■ **SHORT EXERCISE**: Emit the entire listing verbatim.

Records about charts and figures
□ □ □ □
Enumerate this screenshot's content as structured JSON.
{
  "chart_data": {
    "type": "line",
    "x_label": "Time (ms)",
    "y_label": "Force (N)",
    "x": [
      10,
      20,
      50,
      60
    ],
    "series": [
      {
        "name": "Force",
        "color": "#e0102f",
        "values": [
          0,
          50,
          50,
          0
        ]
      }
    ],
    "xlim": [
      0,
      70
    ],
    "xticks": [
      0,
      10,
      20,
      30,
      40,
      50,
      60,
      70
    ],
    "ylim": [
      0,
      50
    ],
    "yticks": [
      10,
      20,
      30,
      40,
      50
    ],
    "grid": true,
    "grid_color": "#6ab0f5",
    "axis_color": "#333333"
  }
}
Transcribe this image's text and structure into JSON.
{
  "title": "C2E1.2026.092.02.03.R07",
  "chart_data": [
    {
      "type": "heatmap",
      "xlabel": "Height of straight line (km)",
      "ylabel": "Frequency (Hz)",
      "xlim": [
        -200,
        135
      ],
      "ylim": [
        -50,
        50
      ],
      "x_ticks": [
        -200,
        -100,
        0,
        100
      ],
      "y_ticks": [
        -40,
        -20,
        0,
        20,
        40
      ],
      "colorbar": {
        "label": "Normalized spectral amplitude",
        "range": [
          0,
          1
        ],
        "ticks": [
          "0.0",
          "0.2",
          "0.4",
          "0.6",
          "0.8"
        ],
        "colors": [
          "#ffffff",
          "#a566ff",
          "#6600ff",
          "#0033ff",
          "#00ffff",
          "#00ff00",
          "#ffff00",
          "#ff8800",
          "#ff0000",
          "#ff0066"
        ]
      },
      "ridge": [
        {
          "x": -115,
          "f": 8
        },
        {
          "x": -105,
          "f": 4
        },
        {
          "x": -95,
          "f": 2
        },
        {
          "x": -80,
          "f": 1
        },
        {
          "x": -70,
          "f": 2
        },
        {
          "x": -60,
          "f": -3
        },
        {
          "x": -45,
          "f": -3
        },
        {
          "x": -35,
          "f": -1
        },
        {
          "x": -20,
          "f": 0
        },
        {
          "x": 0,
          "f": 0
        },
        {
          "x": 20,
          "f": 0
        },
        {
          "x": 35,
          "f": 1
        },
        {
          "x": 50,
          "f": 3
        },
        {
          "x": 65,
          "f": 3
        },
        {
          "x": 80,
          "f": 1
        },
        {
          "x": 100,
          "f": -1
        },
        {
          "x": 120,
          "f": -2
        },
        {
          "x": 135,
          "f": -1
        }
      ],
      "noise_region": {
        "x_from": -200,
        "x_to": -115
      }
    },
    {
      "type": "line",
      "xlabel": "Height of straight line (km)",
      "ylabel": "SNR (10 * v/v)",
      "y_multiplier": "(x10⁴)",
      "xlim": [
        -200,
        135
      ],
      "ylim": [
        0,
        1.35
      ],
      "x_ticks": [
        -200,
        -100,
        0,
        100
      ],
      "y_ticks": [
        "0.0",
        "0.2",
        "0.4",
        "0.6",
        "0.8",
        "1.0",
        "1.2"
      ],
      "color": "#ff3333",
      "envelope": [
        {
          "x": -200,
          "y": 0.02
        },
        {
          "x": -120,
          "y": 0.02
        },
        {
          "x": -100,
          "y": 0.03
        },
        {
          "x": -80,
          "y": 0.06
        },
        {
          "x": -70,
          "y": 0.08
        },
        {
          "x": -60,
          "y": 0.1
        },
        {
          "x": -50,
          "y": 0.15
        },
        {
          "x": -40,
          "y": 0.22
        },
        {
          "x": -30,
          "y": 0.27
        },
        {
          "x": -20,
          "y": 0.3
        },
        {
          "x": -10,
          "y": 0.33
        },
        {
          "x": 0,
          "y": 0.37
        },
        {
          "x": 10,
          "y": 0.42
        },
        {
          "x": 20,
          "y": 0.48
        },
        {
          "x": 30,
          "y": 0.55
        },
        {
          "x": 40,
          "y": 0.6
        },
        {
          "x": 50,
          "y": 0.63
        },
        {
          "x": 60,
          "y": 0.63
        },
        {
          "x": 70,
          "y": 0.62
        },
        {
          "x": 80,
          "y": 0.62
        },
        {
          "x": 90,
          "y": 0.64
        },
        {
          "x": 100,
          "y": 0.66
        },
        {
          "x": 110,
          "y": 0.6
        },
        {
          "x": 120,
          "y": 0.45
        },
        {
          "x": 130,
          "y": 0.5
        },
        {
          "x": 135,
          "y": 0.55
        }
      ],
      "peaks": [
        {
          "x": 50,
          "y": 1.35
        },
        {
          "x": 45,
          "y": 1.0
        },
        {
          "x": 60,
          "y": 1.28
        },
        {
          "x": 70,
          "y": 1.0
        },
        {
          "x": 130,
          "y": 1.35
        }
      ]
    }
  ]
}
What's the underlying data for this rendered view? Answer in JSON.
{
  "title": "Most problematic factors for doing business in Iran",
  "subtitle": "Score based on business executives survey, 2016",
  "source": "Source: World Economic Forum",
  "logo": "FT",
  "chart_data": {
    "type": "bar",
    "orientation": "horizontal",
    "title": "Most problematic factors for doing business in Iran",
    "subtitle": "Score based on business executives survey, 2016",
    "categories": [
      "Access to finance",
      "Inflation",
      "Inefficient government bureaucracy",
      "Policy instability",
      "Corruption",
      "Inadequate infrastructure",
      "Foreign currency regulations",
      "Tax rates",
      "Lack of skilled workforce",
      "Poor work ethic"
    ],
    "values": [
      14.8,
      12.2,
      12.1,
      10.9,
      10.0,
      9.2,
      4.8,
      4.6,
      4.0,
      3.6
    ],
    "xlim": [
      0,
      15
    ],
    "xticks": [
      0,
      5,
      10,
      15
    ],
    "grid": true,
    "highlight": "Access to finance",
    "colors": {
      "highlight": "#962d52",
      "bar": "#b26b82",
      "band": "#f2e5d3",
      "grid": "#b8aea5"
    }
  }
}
□ □ □ □
■ **THE REPLY**:
Enumerate this screenshot's content as structured JSON.
{
  "chart_data": {
    "type": "line",
    "x_label": "Time (ms)",
    "y_label": "Force (N)",
    "x": [
      10,
      20,
      50,
      60
    ],
    "series": [
      {
        "name": "Force",
        "color": "#e0102f",
        "values": [
          0,
          50,
          50,
          0
        ]
      }
    ],
    "xlim": [
      0,
      70
    ],
    "xticks": [
      0,
      10,
      20,
      30,
      40,
      50,
      60,
      70
    ],
    "ylim": [
      0,
      50
    ],
    "yticks": [
      10,
      20,
      30,
      40,
      50
    ],
    "grid": true,
    "grid_color": "#6ab0f5",
    "axis_color": "#333333"
  }
}
Transcribe this image's text and structure into JSON.
{
  "title": "C2E1.2026.092.02.03.R07",
  "chart_data": [
    {
      "type": "heatmap",
      "xlabel": "Height of straight line (km)",
      "ylabel": "Frequency (Hz)",
      "xlim": [
        -200,
        135
      ],
      "ylim": [
        -50,
        50
      ],
      "x_ticks": [
        -200,
        -100,
        0,
        100
      ],
      "y_ticks": [
        -40,
        -20,
        0,
        20,
        40
      ],
      "colorbar": {
        "label": "Normalized spectral amplitude",
        "range": [
          0,
          1
        ],
        "ticks": [
          "0.0",
          "0.2",
          "0.4",
          "0.6",
          "0.8"
        ],
        "colors": [
          "#ffffff",
          "#a566ff",
          "#6600ff",
          "#0033ff",
          "#00ffff",
          "#00ff00",
          "#ffff00",
          "#ff8800",
          "#ff0000",
          "#ff0066"
        ]
      },
      "ridge": [
        {
          "x": -115,
          "f": 8
        },
        {
          "x": -105,
          "f": 4
        },
        {
          "x": -95,
          "f": 2
        },
        {
          "x": -80,
          "f": 1
        },
        {
          "x": -70,
          "f": 2
        },
        {
          "x": -60,
          "f": -3
        },
        {
          "x": -45,
          "f": -3
        },
        {
          "x": -35,
          "f": -1
        },
        {
          "x": -20,
          "f": 0
        },
        {
          "x": 0,
          "f": 0
        },
        {
          "x": 20,
          "f": 0
        },
        {
          "x": 35,
          "f": 1
        },
        {
          "x": 50,
          "f": 3
        },
        {
          "x": 65,
          "f": 3
        },
        {
          "x": 80,
          "f": 1
        },
        {
          "x": 100,
          "f": -1
        },
        {
          "x": 120,
          "f": -2
        },
        {
          "x": 135,
          "f": -1
        }
      ],
      "noise_region": {
        "x_from": -200,
        "x_to": -115
      }
    },
    {
      "type": "line",
      "xlabel": "Height of straight line (km)",
      "ylabel": "SNR (10 * v/v)",
      "y_multiplier": "(x10⁴)",
      "xlim": [
        -200,
        135
      ],
      "ylim": [
        0,
        1.35
      ],
      "x_ticks": [
        -200,
        -100,
        0,
        100
      ],
      "y_ticks": [
        "0.0",
        "0.2",
        "0.4",
        "0.6",
        "0.8",
        "1.0",
        "1.2"
      ],
      "color": "#ff3333",
      "envelope": [
        {
          "x": -200,
          "y": 0.02
        },
        {
          "x": -120,
          "y": 0.02
        },
        {
          "x": -100,
          "y": 0.03
        },
        {
          "x": -80,
          "y": 0.06
        },
        {
          "x": -70,
          "y": 0.08
        },
        {
          "x": -60,
          "y": 0.1
        },
        {
          "x": -50,
          "y": 0.15
        },
        {
          "x": -40,
          "y": 0.22
        },
        {
          "x": -30,
          "y": 0.27
        },
        {
          "x": -20,
          "y": 0.3
        },
        {
          "x": -10,
          "y": 0.33
        },
        {
          "x": 0,
          "y": 0.37
        },
        {
          "x": 10,
          "y": 0.42
        },
        {
          "x": 20,
          "y": 0.48
        },
        {
          "x": 30,
          "y": 0.55
        },
        {
          "x": 40,
          "y": 0.6
        },
        {
          "x": 50,
          "y": 0.63
        },
        {
          "x": 60,
          "y": 0.63
        },
        {
          "x": 70,
          "y": 0.62
        },
        {
          "x": 80,
          "y": 0.62
        },
        {
          "x": 90,
          "y": 0.64
        },
        {
          "x": 100,
          "y": 0.66
        },
        {
          "x": 110,
          "y": 0.6
        },
        {
          "x": 120,
          "y": 0.45
        },
        {
          "x": 130,
          "y": 0.5
        },
        {
          "x": 135,
          "y": 0.55
        }
      ],
      "peaks": [
        {
          "x": 50,
          "y": 1.35
        },
        {
          "x": 45,
          "y": 1.0
        },
        {
          "x": 60,
          "y": 1.28
        },
        {
          "x": 70,
          "y": 1.0
        },
        {
          "x": 130,
          "y": 1.35
        }
      ]
    }
  ]
}
What's the underlying data for this rendered view? Answer in JSON.
{
  "title": "Most problematic factors for doing business in Iran",
  "subtitle": "Score based on business executives survey, 2016",
  "source": "Source: World Economic Forum",
  "logo": "FT",
  "chart_data": {
    "type": "bar",
    "orientation": "horizontal",
    "title": "Most problematic factors for doing business in Iran",
    "subtitle": "Score based on business executives survey, 2016",
    "categories": [
      "Access to finance",
      "Inflation",
      "Inefficient government bureaucracy",
      "Policy instability",
      "Corruption",
      "Inadequate infrastructure",
      "Foreign currency regulations",
      "Tax rates",
      "Lack of skilled workforce",
      "Poor work ethic"
    ],
    "values": [
      14.8,
      12.2,
      12.1,
      10.9,
      10.0,
      9.2,
      4.8,
      4.6,
      4.0,
      3.6
    ],
    "xlim": [
      0,
      15
    ],
    "xticks": [
      0,
      5,
      10,
      15
    ],
    "grid": true,
    "highlight": "Access to finance",
    "colors": {
      "highlight": "#962d52",
      "bar": "#b26b82",
      "band": "#f2e5d3",
      "grid": "#b8aea5"
    }
  }
}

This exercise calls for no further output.